▶ [TASK OBJECTIVE] Set down all of the entries word for word, omitting the images they contain.
▬▬▬
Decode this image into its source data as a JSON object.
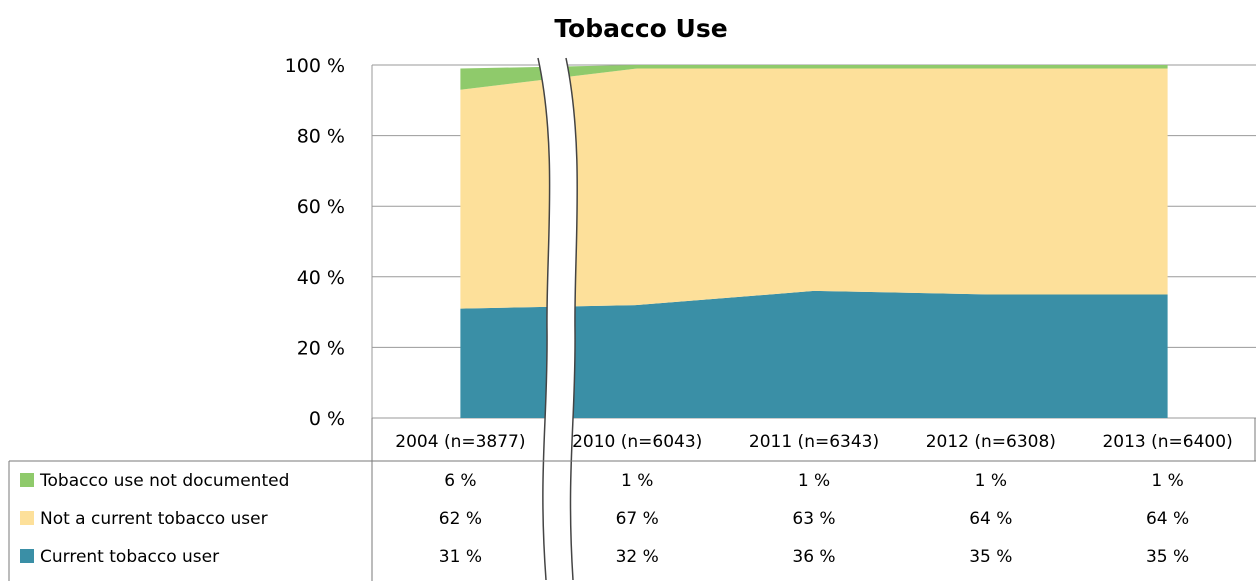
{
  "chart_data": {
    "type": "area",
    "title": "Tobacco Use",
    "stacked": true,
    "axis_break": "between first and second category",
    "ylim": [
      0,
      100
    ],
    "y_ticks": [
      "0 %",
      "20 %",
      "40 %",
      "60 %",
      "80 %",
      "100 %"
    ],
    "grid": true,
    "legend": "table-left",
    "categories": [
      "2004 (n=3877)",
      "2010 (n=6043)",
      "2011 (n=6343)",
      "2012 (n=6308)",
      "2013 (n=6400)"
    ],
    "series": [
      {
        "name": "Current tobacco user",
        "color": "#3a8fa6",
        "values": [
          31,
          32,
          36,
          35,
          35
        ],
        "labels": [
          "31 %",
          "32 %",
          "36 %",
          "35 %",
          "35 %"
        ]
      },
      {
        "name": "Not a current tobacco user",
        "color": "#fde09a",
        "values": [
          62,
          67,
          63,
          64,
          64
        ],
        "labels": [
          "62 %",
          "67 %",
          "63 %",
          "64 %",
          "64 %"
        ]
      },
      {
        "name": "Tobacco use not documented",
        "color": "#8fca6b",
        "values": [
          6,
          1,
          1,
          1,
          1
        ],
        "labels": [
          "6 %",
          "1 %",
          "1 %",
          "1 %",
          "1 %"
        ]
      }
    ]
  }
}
▬▬▬
▶ [RESPONSE]
Decode this image into its source data as a JSON object.
{
  "chart_data": {
    "type": "area",
    "title": "Tobacco Use",
    "stacked": true,
    "axis_break": "between first and second category",
    "ylim": [
      0,
      100
    ],
    "y_ticks": [
      "0 %",
      "20 %",
      "40 %",
      "60 %",
      "80 %",
      "100 %"
    ],
    "grid": true,
    "legend": "table-left",
    "categories": [
      "2004 (n=3877)",
      "2010 (n=6043)",
      "2011 (n=6343)",
      "2012 (n=6308)",
      "2013 (n=6400)"
    ],
    "series": [
      {
        "name": "Current tobacco user",
        "color": "#3a8fa6",
        "values": [
          31,
          32,
          36,
          35,
          35
        ],
        "labels": [
          "31 %",
          "32 %",
          "36 %",
          "35 %",
          "35 %"
        ]
      },
      {
        "name": "Not a current tobacco user",
        "color": "#fde09a",
        "values": [
          62,
          67,
          63,
          64,
          64
        ],
        "labels": [
          "62 %",
          "67 %",
          "63 %",
          "64 %",
          "64 %"
        ]
      },
      {
        "name": "Tobacco use not documented",
        "color": "#8fca6b",
        "values": [
          6,
          1,
          1,
          1,
          1
        ],
        "labels": [
          "6 %",
          "1 %",
          "1 %",
          "1 %",
          "1 %"
        ]
      }
    ]
  }
}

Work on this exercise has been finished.